[Figure data in JSON]

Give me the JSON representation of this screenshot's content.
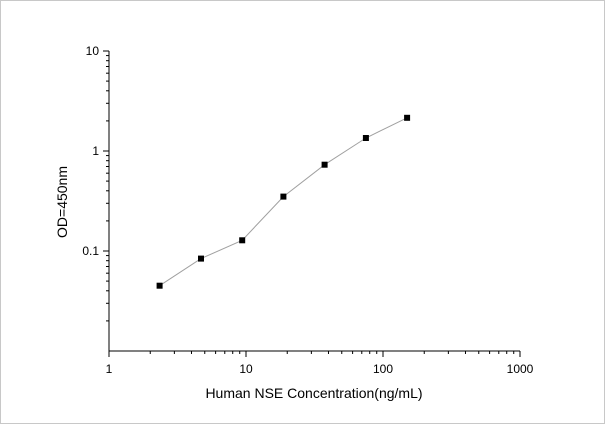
{
  "chart_data": {
    "type": "line",
    "title": "",
    "xlabel": "Human NSE Concentration(ng/mL)",
    "ylabel": "OD=450nm",
    "x_scale": "log",
    "y_scale": "log",
    "xlim": [
      1,
      1000
    ],
    "ylim": [
      0.01,
      10
    ],
    "x_ticks": [
      {
        "value": 1,
        "label": "1"
      },
      {
        "value": 10,
        "label": "10"
      },
      {
        "value": 100,
        "label": "100"
      },
      {
        "value": 1000,
        "label": "1000"
      }
    ],
    "y_ticks": [
      {
        "value": 0.1,
        "label": "0.1"
      },
      {
        "value": 1,
        "label": "1"
      },
      {
        "value": 10,
        "label": "10"
      }
    ],
    "grid": false,
    "legend": "none",
    "series": [
      {
        "x": [
          2.34,
          4.69,
          9.38,
          18.75,
          37.5,
          75,
          150
        ],
        "y": [
          0.045,
          0.084,
          0.128,
          0.35,
          0.73,
          1.35,
          2.15
        ]
      }
    ],
    "colors": {
      "line": "#a0a0a0",
      "marker": "#000000",
      "axis": "#000000"
    }
  }
}
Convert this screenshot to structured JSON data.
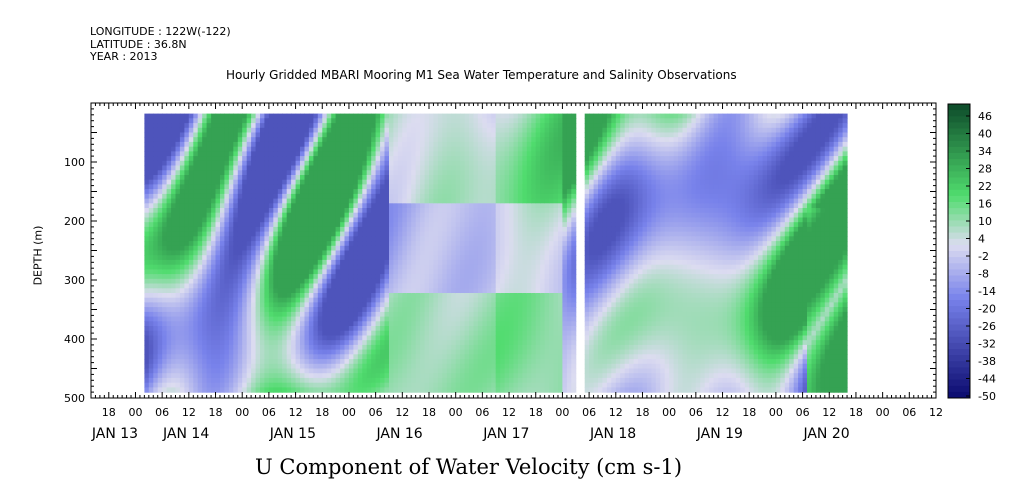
{
  "header": {
    "longitude": "LONGITUDE : 122W(-122)",
    "latitude": "LATITUDE : 36.8N",
    "year": "YEAR : 2013"
  },
  "chart_data": {
    "type": "heatmap",
    "title": "Hourly Gridded MBARI Mooring M1 Sea Water Temperature and Salinity Observations",
    "xlabel": "U Component of Water Velocity (cm s-1)",
    "ylabel": "DEPTH (m)",
    "y_range": [
      0,
      500
    ],
    "y_reversed": true,
    "y_ticks": [
      100,
      200,
      300,
      400,
      500
    ],
    "x_range_hours": [
      -10,
      180
    ],
    "x_hour_ticks": [
      "18",
      "00",
      "06",
      "12",
      "18",
      "00",
      "06",
      "12",
      "18",
      "00",
      "06",
      "12",
      "18",
      "00",
      "06",
      "12",
      "18",
      "00",
      "06",
      "12",
      "18",
      "00",
      "06",
      "12",
      "18",
      "00",
      "06",
      "12",
      "18",
      "00",
      "06",
      "12"
    ],
    "x_hour_tick_values": [
      -6,
      0,
      6,
      12,
      18,
      24,
      30,
      36,
      42,
      48,
      54,
      60,
      66,
      72,
      78,
      84,
      90,
      96,
      102,
      108,
      114,
      120,
      126,
      132,
      138,
      144,
      150,
      156,
      162,
      168,
      174,
      180
    ],
    "date_labels": [
      "JAN 13",
      "JAN 14",
      "JAN 15",
      "JAN 16",
      "JAN 17",
      "JAN 18",
      "JAN 19",
      "JAN 20"
    ],
    "date_label_values": [
      -10,
      6,
      30,
      54,
      78,
      102,
      126,
      150
    ],
    "data_hours": [
      2,
      160
    ],
    "data_depths": [
      18,
      485
    ],
    "gap_hours": [
      99,
      101
    ],
    "colorbar": {
      "levels": [
        -50,
        -44,
        -38,
        -32,
        -26,
        -20,
        -14,
        -8,
        -2,
        4,
        10,
        16,
        22,
        28,
        34,
        40,
        46
      ],
      "low_color": "#0a0a6e",
      "mid_color": "#dcdcf0",
      "high_color": "#0d4a2a"
    }
  }
}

■ Aim ■
Every record is to be reproduced exactly, with no pictures included.

■ Expected answer ■
Give me the JSON representation of this screenshot's content.
{
  "chart_data": {
    "type": "line",
    "title": "",
    "xlabel": "Human NSE Concentration(ng/mL)",
    "ylabel": "OD=450nm",
    "x_scale": "log",
    "y_scale": "log",
    "xlim": [
      1,
      1000
    ],
    "ylim": [
      0.01,
      10
    ],
    "x_ticks": [
      {
        "value": 1,
        "label": "1"
      },
      {
        "value": 10,
        "label": "10"
      },
      {
        "value": 100,
        "label": "100"
      },
      {
        "value": 1000,
        "label": "1000"
      }
    ],
    "y_ticks": [
      {
        "value": 0.1,
        "label": "0.1"
      },
      {
        "value": 1,
        "label": "1"
      },
      {
        "value": 10,
        "label": "10"
      }
    ],
    "grid": false,
    "legend": "none",
    "series": [
      {
        "x": [
          2.34,
          4.69,
          9.38,
          18.75,
          37.5,
          75,
          150
        ],
        "y": [
          0.045,
          0.084,
          0.128,
          0.35,
          0.73,
          1.35,
          2.15
        ]
      }
    ],
    "colors": {
      "line": "#a0a0a0",
      "marker": "#000000",
      "axis": "#000000"
    }
  }
}
Convert this screenshot to structured JSON data.
{
  "header": {
    "longitude": "LONGITUDE : 122W(-122)",
    "latitude": "LATITUDE : 36.8N",
    "year": "YEAR : 2013"
  },
  "chart_data": {
    "type": "heatmap",
    "title": "Hourly Gridded MBARI Mooring M1 Sea Water Temperature and Salinity Observations",
    "xlabel": "U Component of Water Velocity (cm s-1)",
    "ylabel": "DEPTH (m)",
    "y_range": [
      0,
      500
    ],
    "y_reversed": true,
    "y_ticks": [
      100,
      200,
      300,
      400,
      500
    ],
    "x_range_hours": [
      -10,
      180
    ],
    "x_hour_ticks": [
      "18",
      "00",
      "06",
      "12",
      "18",
      "00",
      "06",
      "12",
      "18",
      "00",
      "06",
      "12",
      "18",
      "00",
      "06",
      "12",
      "18",
      "00",
      "06",
      "12",
      "18",
      "00",
      "06",
      "12",
      "18",
      "00",
      "06",
      "12",
      "18",
      "00",
      "06",
      "12"
    ],
    "x_hour_tick_values": [
      -6,
      0,
      6,
      12,
      18,
      24,
      30,
      36,
      42,
      48,
      54,
      60,
      66,
      72,
      78,
      84,
      90,
      96,
      102,
      108,
      114,
      120,
      126,
      132,
      138,
      144,
      150,
      156,
      162,
      168,
      174,
      180
    ],
    "date_labels": [
      "JAN 13",
      "JAN 14",
      "JAN 15",
      "JAN 16",
      "JAN 17",
      "JAN 18",
      "JAN 19",
      "JAN 20"
    ],
    "date_label_values": [
      -10,
      6,
      30,
      54,
      78,
      102,
      126,
      150
    ],
    "data_hours": [
      2,
      160
    ],
    "data_depths": [
      18,
      485
    ],
    "gap_hours": [
      99,
      101
    ],
    "colorbar": {
      "levels": [
        -50,
        -44,
        -38,
        -32,
        -26,
        -20,
        -14,
        -8,
        -2,
        4,
        10,
        16,
        22,
        28,
        34,
        40,
        46
      ],
      "low_color": "#0a0a6e",
      "mid_color": "#dcdcf0",
      "high_color": "#0d4a2a"
    }
  }
}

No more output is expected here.